▸ WHAT YOU HAVE TO DO
Using the listing below, select the lines with the word "grid" and copy them.

▸ INPUT DATA
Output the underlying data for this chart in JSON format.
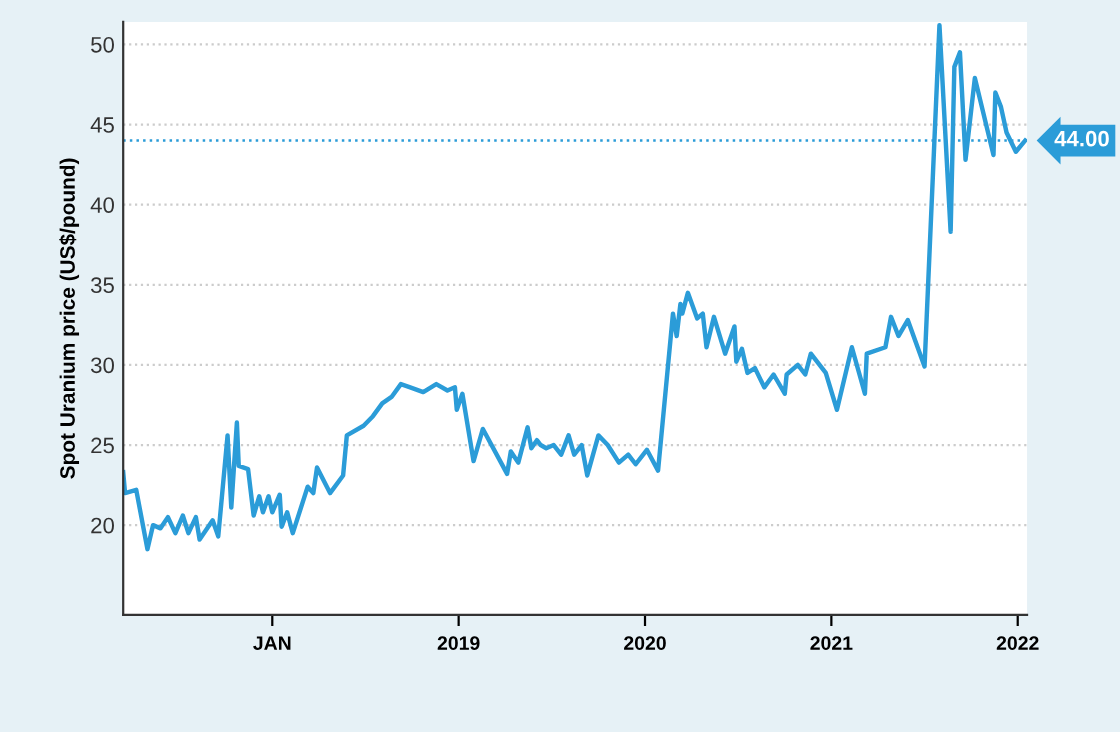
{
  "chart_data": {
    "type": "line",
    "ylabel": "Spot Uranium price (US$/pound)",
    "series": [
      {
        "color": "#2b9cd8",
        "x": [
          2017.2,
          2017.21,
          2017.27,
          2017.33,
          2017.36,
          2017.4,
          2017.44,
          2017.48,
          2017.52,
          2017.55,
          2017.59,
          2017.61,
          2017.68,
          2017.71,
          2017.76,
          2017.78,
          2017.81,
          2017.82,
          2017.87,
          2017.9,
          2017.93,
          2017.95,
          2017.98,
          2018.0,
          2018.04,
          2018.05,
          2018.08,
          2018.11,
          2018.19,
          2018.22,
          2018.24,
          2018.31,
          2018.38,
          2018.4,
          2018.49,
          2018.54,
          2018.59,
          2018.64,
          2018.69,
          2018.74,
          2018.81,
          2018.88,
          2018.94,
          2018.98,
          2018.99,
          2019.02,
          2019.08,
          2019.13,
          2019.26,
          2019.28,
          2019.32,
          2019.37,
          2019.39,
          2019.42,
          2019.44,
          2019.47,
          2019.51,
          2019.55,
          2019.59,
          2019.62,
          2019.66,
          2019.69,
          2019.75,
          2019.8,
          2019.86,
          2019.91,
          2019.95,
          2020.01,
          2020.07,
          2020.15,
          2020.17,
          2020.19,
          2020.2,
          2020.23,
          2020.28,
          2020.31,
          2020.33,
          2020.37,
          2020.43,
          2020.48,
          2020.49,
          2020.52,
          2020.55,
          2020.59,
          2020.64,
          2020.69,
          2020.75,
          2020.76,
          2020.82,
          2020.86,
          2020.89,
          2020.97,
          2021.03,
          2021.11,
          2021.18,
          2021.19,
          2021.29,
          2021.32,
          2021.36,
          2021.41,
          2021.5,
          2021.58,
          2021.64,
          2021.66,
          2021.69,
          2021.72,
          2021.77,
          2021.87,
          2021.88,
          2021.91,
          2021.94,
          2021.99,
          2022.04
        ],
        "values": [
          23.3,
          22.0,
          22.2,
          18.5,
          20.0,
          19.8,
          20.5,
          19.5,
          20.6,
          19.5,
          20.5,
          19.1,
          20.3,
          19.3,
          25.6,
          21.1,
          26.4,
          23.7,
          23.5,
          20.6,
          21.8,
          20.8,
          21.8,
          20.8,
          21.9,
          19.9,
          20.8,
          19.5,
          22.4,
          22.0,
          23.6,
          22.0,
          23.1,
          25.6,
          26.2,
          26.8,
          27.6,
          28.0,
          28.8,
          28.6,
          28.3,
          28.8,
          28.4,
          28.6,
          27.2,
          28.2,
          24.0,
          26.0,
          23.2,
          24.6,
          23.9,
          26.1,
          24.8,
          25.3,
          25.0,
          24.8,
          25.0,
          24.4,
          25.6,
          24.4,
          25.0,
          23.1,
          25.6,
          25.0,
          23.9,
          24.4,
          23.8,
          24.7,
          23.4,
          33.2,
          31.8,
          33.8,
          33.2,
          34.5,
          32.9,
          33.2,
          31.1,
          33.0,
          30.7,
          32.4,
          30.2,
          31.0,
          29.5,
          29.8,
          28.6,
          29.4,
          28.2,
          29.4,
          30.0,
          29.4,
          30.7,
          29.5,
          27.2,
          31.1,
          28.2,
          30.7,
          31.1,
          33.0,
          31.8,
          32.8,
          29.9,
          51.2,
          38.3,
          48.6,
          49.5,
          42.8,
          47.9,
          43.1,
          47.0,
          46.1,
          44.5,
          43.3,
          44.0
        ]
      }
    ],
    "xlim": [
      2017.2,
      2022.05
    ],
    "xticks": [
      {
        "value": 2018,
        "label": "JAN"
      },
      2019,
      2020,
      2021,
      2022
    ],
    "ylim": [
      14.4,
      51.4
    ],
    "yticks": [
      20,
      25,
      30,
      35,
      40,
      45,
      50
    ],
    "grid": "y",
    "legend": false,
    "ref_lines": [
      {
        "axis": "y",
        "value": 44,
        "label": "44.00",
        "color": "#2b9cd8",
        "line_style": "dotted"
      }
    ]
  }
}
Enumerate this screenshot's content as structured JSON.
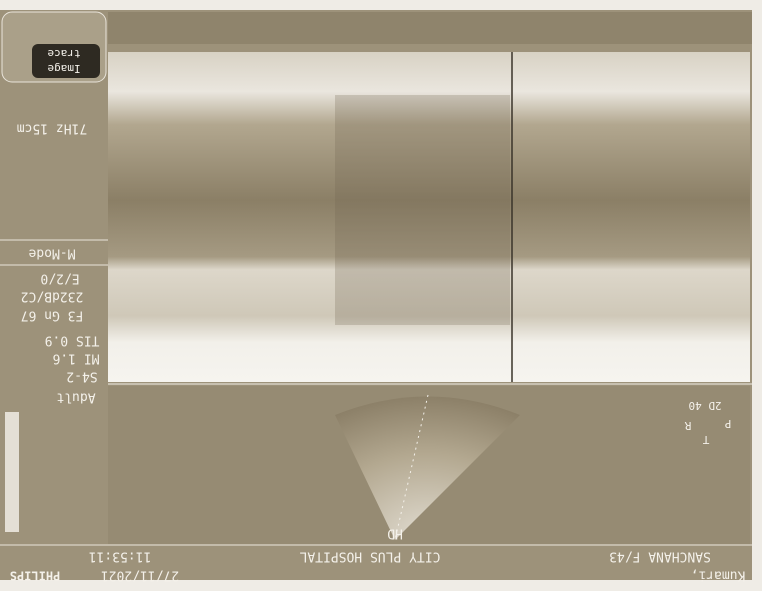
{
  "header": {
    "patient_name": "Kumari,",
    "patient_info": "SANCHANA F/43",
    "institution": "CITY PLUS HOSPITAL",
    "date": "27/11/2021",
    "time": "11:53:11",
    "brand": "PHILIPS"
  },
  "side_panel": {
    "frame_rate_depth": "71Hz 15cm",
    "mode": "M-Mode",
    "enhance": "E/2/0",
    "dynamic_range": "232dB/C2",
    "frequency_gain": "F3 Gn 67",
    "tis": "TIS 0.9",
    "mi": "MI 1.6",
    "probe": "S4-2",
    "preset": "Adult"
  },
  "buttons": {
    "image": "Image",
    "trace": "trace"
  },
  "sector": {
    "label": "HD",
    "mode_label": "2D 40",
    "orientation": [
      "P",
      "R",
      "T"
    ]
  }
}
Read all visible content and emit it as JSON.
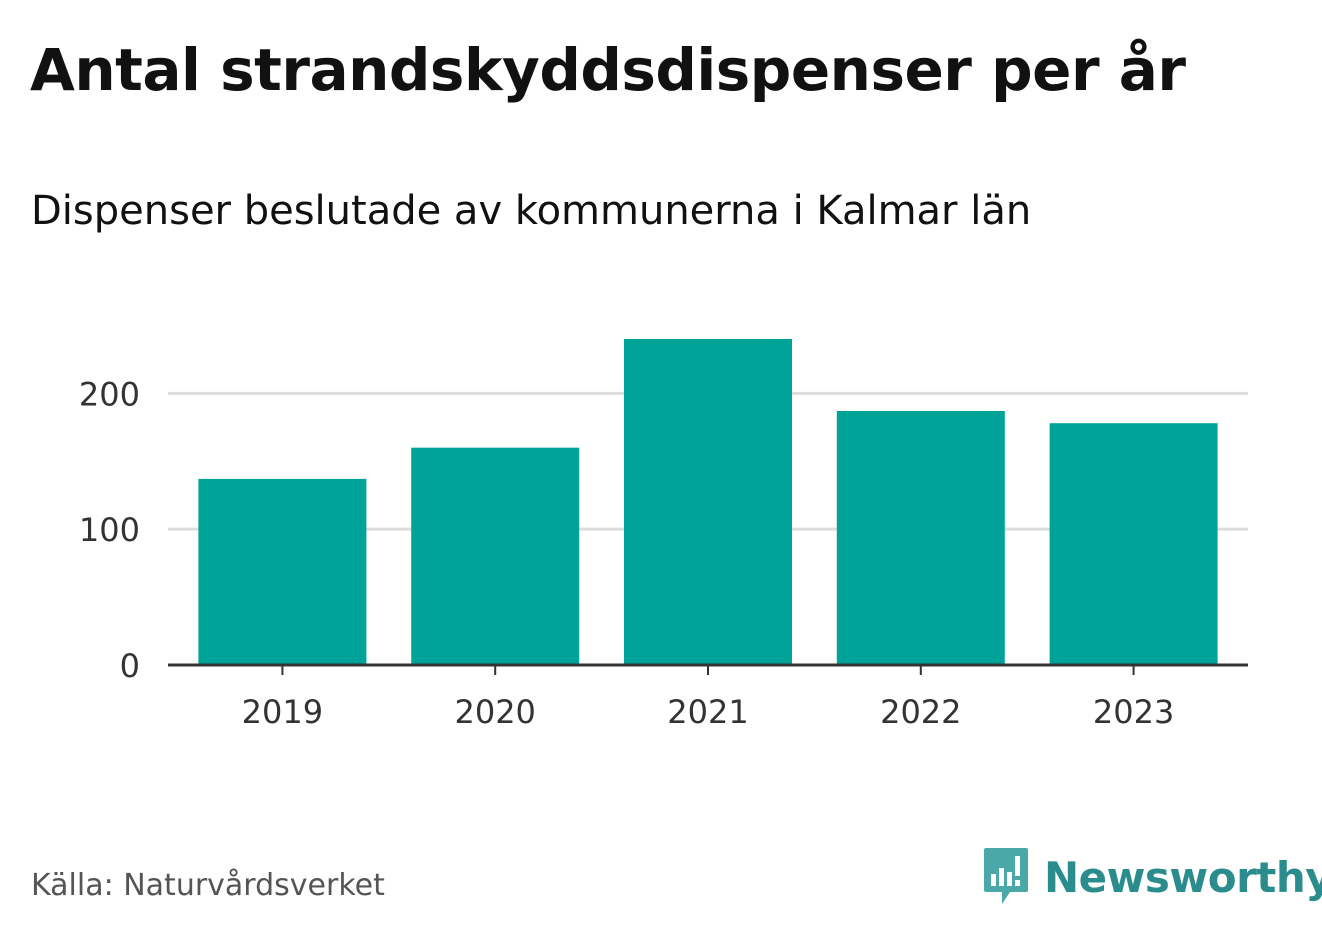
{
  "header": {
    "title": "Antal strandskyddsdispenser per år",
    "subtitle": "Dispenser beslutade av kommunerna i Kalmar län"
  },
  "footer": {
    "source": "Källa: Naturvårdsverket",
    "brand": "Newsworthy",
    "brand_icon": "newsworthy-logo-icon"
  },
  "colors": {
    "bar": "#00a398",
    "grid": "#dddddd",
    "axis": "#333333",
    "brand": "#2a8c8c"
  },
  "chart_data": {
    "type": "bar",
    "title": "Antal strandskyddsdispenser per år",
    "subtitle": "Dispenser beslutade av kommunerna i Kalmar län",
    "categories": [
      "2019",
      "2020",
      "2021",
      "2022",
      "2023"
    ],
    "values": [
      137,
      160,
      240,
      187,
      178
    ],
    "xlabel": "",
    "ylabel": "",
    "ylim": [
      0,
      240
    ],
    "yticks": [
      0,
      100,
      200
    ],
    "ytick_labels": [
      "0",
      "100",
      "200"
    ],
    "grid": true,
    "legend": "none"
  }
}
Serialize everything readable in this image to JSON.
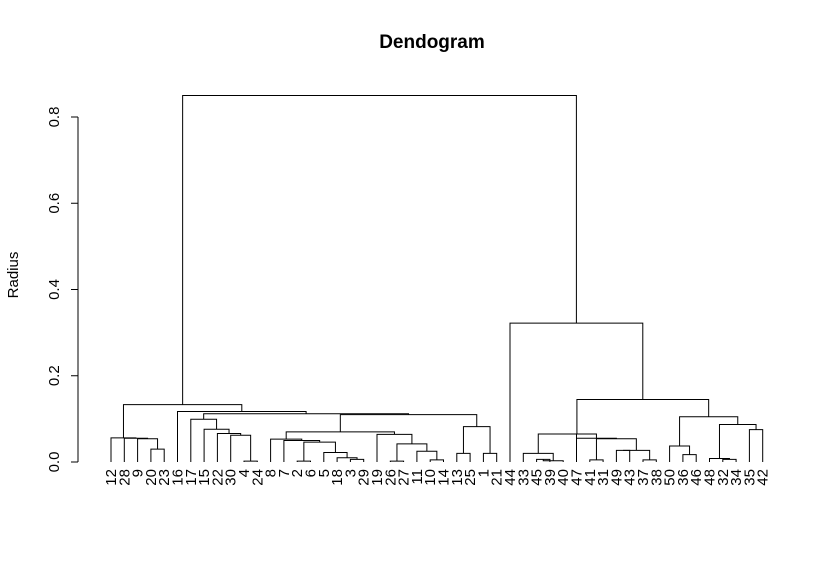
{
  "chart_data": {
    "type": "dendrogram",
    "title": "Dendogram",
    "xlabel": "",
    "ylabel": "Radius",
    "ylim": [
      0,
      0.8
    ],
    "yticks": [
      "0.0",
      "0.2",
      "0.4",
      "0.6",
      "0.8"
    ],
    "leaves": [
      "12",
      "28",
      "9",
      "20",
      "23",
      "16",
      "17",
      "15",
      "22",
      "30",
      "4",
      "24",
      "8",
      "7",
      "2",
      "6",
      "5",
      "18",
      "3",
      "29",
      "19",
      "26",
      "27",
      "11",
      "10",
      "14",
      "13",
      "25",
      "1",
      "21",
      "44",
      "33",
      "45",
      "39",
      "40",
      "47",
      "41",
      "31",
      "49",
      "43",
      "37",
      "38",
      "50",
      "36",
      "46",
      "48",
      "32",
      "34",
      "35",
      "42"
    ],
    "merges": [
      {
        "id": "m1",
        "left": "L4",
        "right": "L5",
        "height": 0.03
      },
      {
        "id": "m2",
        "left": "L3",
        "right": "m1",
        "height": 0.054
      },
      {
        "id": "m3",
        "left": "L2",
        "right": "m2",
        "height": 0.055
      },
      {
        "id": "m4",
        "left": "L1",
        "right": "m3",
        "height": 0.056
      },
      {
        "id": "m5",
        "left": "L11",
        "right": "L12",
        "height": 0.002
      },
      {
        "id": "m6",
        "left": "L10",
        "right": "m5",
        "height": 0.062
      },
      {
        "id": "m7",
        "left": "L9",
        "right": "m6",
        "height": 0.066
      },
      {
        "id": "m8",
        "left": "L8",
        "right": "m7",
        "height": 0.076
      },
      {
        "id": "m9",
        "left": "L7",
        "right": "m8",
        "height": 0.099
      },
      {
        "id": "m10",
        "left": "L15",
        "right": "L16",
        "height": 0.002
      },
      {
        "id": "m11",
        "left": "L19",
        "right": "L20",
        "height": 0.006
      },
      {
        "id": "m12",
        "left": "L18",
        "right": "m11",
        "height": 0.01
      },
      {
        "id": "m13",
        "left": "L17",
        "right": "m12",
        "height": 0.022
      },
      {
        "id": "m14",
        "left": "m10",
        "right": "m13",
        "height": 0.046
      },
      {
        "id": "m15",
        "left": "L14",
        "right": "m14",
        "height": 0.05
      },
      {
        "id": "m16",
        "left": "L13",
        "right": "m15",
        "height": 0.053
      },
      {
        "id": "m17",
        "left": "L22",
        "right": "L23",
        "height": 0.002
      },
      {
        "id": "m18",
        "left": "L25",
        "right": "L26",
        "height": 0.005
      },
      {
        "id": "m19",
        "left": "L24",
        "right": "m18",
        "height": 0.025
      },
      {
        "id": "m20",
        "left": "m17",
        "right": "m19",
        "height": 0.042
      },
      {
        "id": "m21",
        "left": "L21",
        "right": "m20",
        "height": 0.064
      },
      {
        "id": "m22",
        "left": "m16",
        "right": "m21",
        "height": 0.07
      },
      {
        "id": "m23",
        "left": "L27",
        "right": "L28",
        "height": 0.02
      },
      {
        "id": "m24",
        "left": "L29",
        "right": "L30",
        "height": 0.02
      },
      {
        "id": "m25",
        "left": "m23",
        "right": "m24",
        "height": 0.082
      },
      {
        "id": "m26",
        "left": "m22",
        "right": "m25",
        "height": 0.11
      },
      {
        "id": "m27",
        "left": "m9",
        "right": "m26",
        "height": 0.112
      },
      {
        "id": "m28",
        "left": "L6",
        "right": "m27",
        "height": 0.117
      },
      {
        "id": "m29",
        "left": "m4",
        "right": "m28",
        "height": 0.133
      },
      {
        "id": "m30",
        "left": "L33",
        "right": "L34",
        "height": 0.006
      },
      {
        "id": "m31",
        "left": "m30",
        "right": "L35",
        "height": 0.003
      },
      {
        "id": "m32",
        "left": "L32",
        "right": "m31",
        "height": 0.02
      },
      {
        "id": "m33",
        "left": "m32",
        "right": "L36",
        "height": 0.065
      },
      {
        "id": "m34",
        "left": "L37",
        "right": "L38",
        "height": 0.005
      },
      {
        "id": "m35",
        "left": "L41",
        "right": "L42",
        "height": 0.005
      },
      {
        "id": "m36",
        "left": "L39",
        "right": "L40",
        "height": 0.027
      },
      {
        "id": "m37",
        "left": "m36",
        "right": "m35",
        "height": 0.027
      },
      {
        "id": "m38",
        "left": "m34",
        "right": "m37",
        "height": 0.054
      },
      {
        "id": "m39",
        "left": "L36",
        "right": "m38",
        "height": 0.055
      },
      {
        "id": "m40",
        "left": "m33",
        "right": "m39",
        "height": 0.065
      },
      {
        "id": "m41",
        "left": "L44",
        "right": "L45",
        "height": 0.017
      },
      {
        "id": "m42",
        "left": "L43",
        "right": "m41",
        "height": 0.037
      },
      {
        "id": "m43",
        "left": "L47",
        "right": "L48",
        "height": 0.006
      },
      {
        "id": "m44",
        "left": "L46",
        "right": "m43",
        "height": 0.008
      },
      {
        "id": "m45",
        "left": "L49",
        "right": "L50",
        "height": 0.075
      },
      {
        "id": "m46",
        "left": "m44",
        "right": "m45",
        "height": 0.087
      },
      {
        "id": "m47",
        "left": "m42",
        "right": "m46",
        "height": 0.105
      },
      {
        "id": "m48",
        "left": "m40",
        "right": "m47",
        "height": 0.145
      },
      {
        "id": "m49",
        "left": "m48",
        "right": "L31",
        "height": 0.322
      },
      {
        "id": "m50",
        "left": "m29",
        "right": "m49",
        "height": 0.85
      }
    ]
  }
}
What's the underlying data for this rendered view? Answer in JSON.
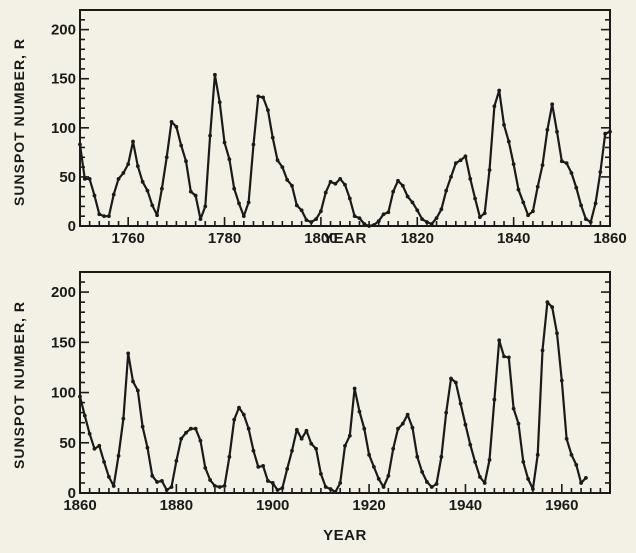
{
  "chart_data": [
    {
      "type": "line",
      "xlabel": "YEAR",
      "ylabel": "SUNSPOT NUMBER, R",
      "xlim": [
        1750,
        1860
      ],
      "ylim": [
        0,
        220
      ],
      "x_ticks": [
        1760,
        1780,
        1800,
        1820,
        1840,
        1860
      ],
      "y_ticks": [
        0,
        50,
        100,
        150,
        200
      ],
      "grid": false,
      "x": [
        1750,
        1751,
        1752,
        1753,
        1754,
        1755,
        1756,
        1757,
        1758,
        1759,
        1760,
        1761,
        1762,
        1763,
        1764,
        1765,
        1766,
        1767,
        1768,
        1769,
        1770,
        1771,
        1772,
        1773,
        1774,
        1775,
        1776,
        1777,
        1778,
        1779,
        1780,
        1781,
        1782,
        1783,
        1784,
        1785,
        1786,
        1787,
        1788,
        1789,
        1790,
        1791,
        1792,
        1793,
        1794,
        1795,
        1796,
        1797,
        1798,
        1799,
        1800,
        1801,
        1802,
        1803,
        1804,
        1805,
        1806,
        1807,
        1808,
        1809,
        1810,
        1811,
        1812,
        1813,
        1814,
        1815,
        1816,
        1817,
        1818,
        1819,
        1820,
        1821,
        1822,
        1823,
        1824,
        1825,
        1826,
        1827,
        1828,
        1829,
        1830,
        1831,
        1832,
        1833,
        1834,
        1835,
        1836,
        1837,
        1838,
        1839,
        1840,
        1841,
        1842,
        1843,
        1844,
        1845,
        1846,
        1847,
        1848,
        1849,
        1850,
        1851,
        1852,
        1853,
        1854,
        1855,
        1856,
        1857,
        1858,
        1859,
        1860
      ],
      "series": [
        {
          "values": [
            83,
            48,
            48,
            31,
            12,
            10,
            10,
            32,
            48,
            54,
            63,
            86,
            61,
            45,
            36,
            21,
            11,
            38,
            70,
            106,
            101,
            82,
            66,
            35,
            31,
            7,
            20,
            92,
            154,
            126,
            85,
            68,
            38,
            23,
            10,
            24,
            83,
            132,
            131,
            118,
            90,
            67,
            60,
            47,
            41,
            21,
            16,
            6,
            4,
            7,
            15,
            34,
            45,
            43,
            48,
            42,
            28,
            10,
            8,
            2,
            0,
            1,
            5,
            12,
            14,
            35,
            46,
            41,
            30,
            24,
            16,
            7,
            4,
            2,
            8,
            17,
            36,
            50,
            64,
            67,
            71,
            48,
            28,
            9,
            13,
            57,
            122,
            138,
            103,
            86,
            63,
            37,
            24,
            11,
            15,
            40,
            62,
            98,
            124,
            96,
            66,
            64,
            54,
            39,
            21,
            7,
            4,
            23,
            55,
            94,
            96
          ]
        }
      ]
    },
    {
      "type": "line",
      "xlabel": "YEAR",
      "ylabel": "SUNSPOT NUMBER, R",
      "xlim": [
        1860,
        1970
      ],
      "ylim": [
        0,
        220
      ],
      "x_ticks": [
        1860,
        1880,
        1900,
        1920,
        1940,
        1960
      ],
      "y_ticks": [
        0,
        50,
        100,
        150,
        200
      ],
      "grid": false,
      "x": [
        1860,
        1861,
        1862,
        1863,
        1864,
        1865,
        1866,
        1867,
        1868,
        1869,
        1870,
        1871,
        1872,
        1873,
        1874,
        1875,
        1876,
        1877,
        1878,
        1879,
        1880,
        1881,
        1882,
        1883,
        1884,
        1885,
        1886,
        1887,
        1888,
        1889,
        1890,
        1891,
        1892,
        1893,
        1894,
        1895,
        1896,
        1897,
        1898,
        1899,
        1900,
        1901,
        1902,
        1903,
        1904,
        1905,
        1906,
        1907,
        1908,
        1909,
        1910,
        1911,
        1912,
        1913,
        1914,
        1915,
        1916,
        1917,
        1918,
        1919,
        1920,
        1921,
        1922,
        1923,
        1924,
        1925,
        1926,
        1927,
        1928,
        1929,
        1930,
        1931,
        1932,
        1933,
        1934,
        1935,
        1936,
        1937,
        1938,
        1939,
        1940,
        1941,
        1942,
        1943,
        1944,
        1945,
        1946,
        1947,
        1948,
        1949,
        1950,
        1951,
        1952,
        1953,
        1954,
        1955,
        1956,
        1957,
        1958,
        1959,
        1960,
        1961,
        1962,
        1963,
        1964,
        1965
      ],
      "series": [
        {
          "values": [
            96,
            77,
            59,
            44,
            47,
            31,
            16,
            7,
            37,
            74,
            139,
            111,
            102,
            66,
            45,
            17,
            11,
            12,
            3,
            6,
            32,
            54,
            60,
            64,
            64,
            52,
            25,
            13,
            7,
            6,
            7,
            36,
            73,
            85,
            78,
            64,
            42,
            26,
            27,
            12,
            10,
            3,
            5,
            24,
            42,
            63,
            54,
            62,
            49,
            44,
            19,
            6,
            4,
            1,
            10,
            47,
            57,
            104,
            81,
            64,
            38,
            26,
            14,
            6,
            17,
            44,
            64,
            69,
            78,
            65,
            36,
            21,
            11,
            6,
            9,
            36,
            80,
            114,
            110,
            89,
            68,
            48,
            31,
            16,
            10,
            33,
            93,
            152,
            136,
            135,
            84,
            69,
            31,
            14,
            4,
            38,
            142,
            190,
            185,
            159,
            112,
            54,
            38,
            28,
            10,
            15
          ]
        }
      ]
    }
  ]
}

▸ THE OUTPUT
    "grid": "y",
    "grid": "#dddddd",
    "grid": true,
      "grid": false,
      "grid": false,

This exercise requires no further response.